Look through the data below and return each line where "project" appears.
━━━ Materials provided ━━━
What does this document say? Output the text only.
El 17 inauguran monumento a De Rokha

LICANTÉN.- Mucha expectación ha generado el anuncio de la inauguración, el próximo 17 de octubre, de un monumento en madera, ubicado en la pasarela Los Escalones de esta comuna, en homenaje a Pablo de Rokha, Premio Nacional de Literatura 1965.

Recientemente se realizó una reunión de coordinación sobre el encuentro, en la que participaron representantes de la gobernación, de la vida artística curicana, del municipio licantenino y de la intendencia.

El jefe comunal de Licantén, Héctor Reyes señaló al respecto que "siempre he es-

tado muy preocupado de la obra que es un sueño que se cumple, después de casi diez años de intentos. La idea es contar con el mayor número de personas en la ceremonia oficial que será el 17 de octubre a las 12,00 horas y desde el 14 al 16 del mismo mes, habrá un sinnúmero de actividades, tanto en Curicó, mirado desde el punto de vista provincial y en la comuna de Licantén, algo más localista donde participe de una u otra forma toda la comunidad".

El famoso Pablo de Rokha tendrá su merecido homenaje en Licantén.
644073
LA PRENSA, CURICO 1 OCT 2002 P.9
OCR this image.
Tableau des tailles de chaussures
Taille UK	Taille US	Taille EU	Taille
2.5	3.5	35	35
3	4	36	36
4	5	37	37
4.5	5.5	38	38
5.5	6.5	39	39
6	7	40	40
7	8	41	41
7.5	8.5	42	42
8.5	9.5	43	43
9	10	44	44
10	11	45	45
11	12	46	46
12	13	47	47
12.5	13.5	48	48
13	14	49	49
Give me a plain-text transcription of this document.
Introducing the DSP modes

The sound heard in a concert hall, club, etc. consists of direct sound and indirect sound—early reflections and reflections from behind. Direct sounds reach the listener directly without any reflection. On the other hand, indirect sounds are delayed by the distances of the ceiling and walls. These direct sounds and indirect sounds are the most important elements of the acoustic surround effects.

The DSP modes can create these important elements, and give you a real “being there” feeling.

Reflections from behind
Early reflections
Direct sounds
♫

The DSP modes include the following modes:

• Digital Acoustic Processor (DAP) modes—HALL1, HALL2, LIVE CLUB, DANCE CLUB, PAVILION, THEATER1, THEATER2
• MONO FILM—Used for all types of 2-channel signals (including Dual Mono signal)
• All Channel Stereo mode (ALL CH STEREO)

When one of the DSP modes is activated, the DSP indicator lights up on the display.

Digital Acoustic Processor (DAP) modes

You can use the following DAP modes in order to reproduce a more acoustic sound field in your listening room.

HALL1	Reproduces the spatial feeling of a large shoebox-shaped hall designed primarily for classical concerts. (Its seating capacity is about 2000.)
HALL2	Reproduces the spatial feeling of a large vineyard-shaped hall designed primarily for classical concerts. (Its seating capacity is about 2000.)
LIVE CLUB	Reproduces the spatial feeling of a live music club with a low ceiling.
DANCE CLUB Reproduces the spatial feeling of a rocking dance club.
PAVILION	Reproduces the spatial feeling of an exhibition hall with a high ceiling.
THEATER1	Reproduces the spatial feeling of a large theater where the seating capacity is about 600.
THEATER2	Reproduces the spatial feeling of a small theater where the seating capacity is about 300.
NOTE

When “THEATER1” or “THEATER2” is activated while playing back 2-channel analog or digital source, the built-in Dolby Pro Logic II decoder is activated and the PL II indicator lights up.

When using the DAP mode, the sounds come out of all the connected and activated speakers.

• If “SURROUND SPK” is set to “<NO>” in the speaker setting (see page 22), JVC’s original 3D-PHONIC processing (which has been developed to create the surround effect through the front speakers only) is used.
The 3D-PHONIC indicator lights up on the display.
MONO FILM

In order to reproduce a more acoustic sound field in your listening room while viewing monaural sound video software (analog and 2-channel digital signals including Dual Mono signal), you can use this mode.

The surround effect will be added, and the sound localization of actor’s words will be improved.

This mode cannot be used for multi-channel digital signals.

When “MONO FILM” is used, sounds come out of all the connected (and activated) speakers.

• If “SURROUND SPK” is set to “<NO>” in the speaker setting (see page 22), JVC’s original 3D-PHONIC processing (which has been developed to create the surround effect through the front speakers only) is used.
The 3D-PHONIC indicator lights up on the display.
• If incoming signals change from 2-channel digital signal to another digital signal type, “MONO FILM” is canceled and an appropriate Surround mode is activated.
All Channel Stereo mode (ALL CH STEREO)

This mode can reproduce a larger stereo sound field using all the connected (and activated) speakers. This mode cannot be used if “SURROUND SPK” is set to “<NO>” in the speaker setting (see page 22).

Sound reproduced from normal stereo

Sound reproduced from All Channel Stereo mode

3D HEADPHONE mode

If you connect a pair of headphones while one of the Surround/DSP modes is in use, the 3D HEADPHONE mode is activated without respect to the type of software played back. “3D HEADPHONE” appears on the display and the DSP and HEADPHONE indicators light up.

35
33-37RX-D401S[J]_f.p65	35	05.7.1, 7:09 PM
━━━
━━━ Materials provided ━━━
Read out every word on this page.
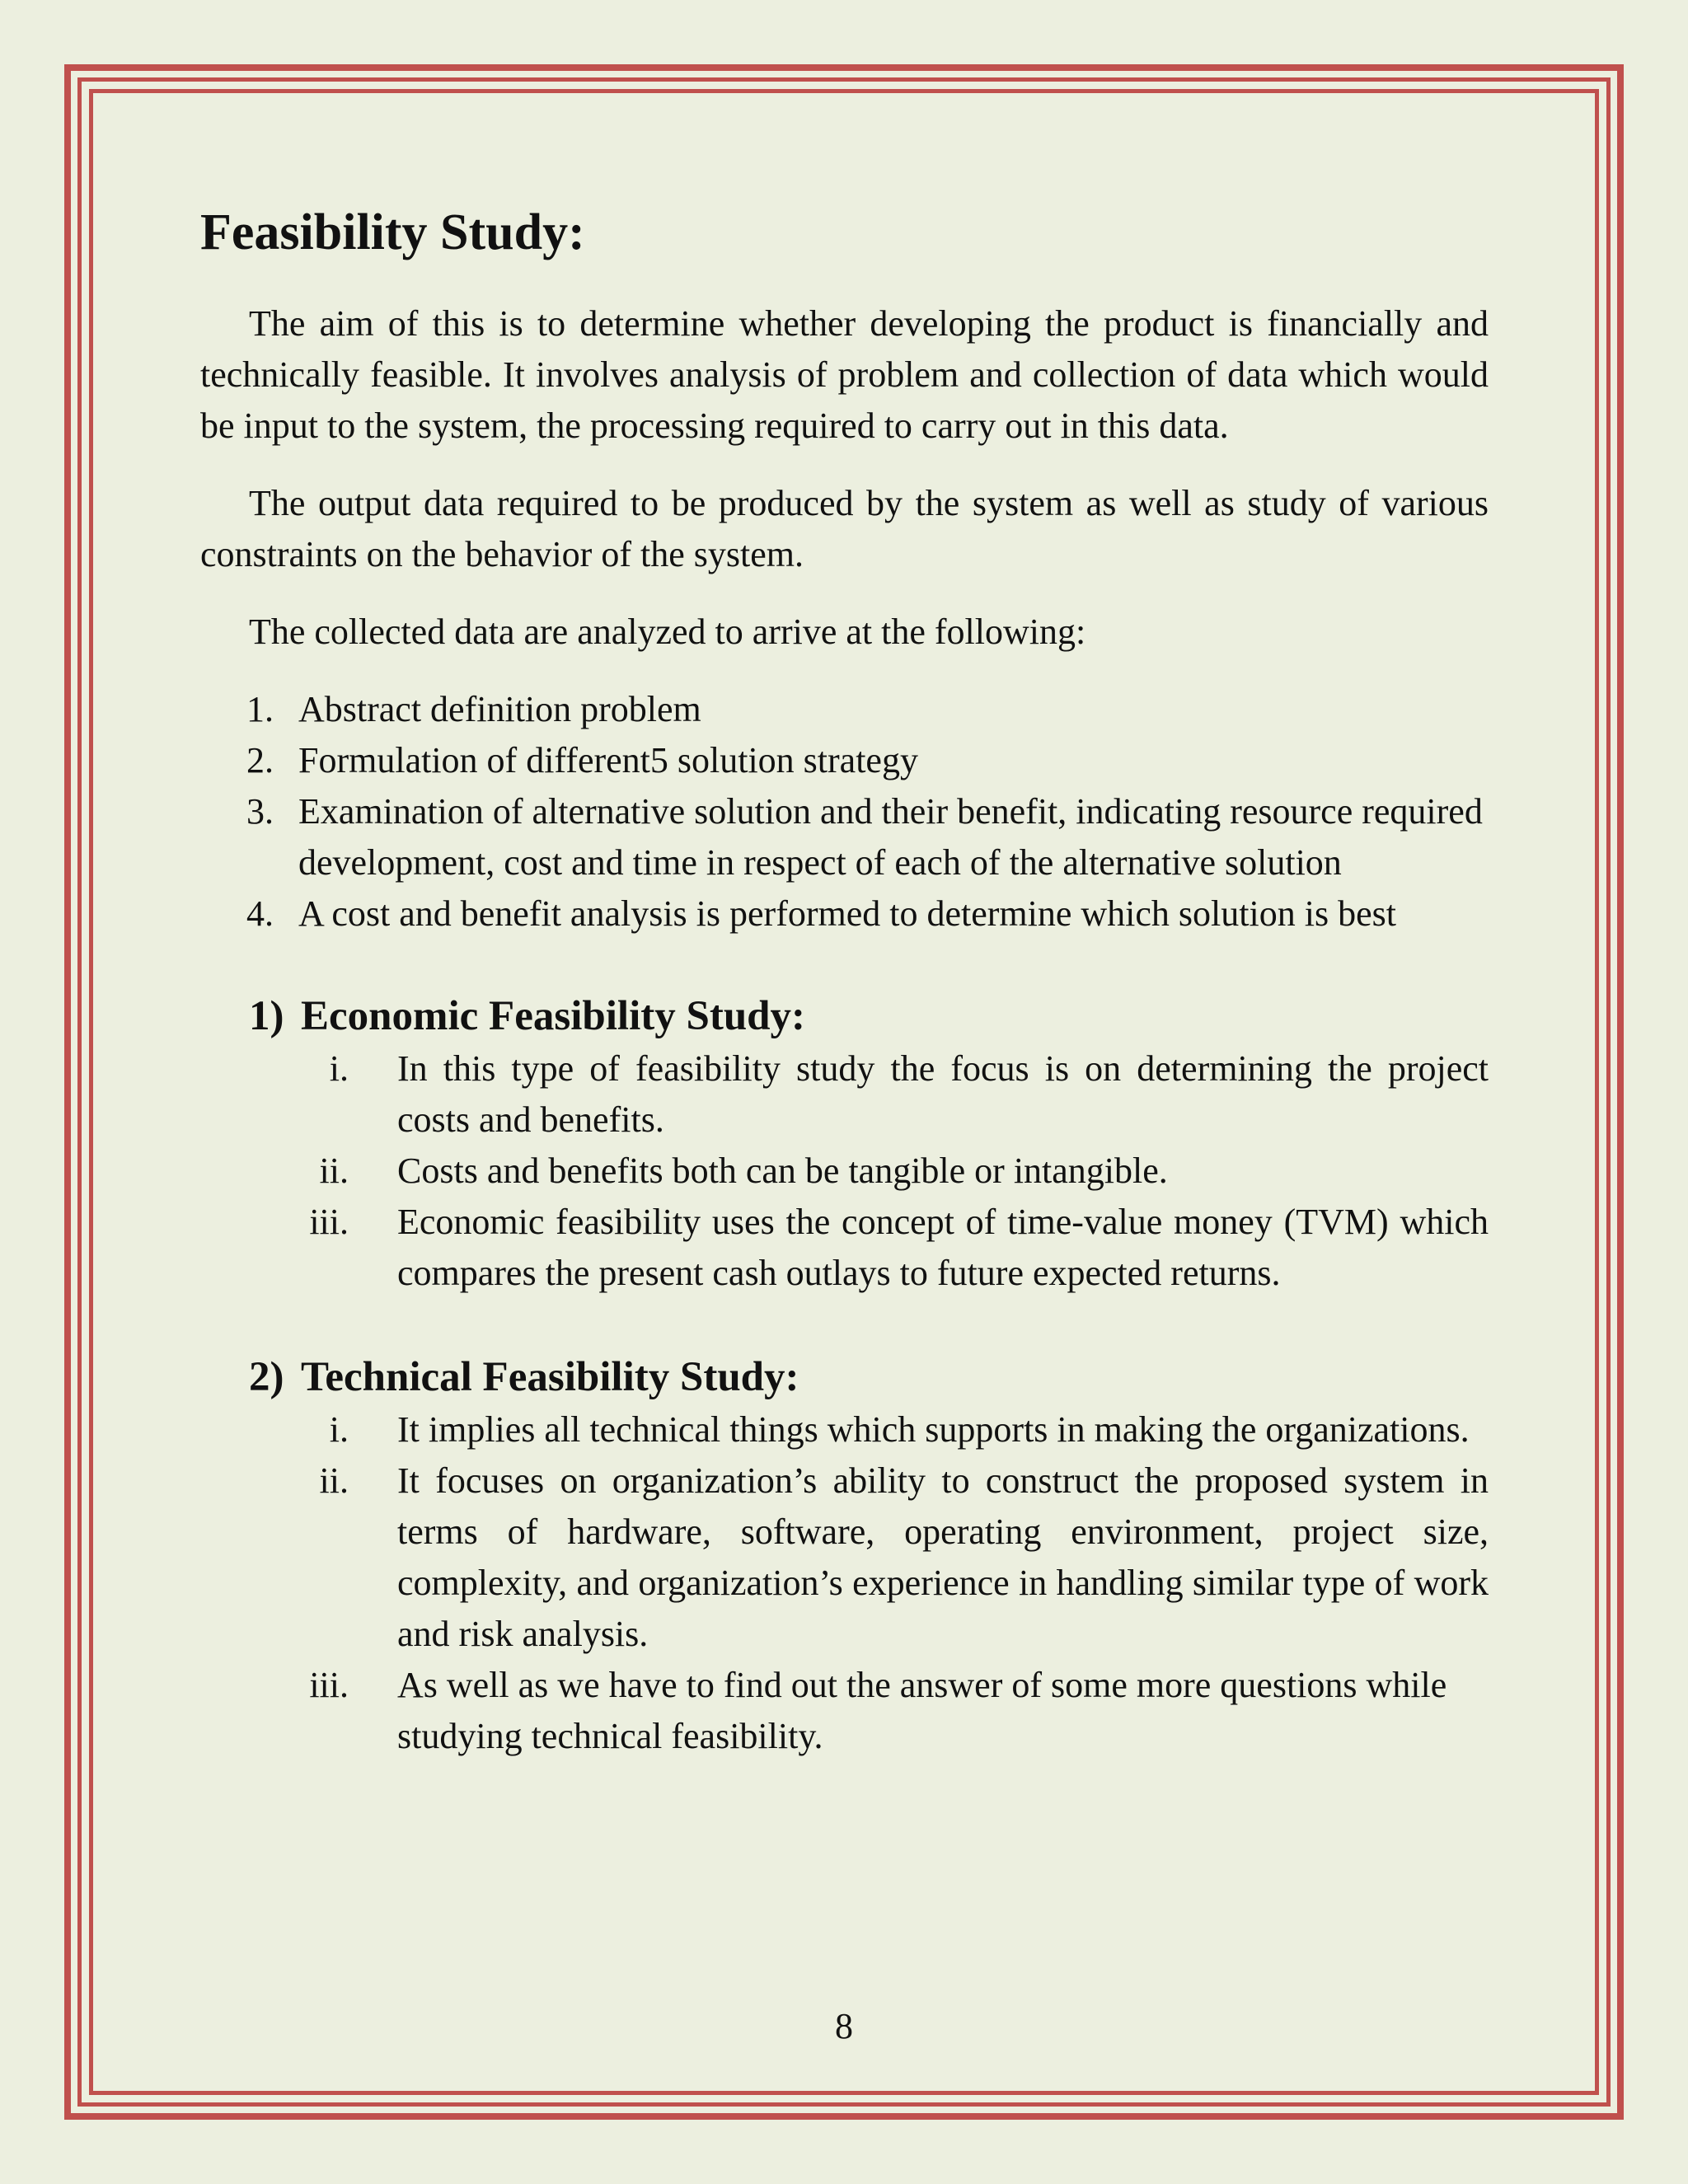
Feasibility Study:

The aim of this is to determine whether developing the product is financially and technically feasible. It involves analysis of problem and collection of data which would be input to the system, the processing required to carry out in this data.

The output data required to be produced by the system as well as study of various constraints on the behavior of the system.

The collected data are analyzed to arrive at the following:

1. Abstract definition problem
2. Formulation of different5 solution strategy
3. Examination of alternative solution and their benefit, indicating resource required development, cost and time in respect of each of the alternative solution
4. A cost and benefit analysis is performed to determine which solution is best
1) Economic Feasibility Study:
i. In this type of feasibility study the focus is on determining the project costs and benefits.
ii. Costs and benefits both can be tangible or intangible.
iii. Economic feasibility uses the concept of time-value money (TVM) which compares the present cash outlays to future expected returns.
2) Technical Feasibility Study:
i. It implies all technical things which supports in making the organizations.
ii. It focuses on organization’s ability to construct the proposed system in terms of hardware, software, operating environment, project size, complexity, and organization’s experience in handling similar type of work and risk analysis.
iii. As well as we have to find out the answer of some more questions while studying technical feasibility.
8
━━━
━━━ Materials provided ━━━
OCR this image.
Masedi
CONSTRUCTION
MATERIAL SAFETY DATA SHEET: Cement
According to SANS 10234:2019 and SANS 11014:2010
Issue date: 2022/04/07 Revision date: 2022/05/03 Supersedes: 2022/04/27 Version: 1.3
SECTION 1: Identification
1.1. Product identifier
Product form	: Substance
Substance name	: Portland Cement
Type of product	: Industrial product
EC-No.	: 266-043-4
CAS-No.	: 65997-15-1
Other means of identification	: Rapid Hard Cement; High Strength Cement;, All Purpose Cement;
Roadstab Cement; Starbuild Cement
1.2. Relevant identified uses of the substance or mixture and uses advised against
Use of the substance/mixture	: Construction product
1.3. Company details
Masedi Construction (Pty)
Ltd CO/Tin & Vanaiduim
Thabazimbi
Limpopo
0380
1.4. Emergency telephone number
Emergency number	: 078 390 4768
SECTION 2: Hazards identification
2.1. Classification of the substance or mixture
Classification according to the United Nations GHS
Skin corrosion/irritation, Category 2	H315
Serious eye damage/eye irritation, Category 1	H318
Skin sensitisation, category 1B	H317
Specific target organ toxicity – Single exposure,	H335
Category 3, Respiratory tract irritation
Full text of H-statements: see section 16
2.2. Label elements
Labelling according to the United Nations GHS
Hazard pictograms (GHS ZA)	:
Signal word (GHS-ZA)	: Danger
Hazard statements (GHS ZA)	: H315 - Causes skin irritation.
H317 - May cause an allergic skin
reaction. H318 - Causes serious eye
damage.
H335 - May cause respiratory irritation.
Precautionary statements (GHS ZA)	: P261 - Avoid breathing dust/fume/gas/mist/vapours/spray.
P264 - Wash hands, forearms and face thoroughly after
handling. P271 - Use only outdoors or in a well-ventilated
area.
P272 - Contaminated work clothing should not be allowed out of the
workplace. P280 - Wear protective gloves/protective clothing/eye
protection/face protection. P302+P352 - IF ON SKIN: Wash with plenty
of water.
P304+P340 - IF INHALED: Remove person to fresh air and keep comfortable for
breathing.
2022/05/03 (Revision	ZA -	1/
━━━
• [Written response]:
i. In this type of feasibility study the focus is on determining the project costs and benefits.
ii. It focuses on organization’s ability to construct the proposed system in terms of hardware, software, operating environment, project size, complexity, and organization’s experience in handling similar type of work and risk analysis.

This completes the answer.